TASK PROMPT
Take each line that has the word "author" and return it.

[Records contained in a dataset]
○ ○ ○

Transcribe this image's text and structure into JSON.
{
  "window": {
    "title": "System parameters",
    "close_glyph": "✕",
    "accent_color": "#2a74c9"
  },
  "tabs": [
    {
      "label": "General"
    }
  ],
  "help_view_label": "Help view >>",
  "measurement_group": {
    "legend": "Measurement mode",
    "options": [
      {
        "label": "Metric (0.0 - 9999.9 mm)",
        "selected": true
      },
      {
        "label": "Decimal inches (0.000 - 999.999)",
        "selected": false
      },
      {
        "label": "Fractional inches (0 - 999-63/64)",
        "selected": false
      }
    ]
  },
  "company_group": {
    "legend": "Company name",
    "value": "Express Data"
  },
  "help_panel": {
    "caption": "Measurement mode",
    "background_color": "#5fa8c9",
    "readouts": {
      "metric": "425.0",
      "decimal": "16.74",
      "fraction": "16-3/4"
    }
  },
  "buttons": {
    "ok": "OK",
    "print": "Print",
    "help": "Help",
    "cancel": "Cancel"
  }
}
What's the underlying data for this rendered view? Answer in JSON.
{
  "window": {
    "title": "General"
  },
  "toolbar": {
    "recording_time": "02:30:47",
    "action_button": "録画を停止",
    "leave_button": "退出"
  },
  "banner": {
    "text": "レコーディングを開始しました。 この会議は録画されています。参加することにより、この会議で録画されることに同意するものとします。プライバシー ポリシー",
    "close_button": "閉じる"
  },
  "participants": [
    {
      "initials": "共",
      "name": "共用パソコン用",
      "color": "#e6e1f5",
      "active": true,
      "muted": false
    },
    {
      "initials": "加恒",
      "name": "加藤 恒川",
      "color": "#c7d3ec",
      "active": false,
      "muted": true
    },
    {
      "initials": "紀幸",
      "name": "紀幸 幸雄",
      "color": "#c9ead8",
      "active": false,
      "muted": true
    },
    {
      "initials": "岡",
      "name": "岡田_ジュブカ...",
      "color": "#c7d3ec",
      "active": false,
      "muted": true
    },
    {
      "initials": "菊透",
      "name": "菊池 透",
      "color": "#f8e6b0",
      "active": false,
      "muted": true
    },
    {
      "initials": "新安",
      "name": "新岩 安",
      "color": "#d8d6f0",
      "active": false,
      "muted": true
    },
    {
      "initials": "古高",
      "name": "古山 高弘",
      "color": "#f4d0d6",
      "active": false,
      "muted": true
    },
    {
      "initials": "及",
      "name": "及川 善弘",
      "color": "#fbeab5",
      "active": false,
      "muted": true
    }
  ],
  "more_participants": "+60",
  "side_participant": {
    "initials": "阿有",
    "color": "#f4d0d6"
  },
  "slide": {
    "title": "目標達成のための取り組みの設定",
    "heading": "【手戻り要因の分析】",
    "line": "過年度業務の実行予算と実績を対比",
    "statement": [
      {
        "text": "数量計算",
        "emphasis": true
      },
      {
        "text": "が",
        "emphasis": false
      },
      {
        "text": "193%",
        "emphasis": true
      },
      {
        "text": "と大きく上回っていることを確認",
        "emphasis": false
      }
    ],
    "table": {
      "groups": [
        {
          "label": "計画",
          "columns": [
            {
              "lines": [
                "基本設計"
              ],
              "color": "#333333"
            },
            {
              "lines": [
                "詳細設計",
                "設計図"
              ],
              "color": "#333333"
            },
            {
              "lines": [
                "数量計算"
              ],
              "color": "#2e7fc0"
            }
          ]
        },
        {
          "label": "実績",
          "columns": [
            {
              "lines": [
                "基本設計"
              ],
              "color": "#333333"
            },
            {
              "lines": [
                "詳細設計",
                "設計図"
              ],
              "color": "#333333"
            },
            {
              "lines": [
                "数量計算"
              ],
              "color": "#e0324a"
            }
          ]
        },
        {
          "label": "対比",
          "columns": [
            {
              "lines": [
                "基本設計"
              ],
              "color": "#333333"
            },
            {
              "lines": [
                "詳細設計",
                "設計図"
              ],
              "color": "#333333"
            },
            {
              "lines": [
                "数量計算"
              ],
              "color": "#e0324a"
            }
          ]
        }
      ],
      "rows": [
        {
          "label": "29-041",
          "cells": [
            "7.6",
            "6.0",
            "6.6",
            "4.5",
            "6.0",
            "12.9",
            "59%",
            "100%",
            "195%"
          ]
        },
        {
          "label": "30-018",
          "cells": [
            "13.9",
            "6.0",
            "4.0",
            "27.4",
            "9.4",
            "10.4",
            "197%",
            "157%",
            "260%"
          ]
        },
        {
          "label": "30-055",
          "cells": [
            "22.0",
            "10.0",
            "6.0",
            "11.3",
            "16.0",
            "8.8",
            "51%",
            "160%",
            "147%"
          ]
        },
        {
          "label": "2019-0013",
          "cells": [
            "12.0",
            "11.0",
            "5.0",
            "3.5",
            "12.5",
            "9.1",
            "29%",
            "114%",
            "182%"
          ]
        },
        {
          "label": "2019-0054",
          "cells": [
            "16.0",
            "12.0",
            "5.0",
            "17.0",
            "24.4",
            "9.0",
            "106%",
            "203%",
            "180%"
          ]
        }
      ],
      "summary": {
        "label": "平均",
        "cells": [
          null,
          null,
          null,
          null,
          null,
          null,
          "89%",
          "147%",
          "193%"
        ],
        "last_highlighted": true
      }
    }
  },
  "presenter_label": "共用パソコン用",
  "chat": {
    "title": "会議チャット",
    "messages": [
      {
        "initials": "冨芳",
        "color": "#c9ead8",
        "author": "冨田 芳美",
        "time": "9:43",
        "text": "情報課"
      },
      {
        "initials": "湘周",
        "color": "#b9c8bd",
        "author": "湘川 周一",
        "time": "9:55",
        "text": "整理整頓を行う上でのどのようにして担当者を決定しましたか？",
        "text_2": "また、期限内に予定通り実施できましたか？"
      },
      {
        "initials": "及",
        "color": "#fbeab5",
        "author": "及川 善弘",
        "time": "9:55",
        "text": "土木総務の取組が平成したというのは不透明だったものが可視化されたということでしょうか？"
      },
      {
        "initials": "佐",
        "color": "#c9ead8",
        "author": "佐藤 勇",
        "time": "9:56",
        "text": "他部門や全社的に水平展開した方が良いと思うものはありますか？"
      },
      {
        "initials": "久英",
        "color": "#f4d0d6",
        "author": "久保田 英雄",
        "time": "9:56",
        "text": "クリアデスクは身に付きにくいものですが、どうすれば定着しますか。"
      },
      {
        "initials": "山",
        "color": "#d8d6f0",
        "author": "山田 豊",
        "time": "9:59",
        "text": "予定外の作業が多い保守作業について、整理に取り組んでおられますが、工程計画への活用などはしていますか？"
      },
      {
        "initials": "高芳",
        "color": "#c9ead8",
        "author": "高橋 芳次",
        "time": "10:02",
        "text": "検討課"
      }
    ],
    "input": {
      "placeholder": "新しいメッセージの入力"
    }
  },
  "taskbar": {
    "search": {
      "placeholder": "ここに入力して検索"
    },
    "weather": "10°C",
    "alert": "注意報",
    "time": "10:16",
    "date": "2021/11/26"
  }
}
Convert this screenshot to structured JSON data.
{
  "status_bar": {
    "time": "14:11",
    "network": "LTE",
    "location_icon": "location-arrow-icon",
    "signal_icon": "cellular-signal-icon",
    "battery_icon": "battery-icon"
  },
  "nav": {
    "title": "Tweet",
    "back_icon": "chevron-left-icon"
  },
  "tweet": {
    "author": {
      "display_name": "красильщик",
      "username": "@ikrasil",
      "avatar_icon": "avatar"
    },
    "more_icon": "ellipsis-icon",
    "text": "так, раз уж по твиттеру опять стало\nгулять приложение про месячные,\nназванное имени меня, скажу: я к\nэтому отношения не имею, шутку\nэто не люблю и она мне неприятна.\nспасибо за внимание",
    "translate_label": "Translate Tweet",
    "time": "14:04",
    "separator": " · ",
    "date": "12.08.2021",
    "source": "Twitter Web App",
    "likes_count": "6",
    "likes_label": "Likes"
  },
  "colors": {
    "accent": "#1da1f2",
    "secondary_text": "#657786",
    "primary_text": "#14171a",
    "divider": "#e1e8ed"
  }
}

○ ○ ○

RESPONSE FOR THIS EXERCISE
        "author": "冨田 芳美",
        "author": "湘川 周一",
        "author": "及川 善弘",
        "author": "佐藤 勇",
        "author": "久保田 英雄",
        "author": "山田 豊",
        "author": "高橋 芳次",
    "author": {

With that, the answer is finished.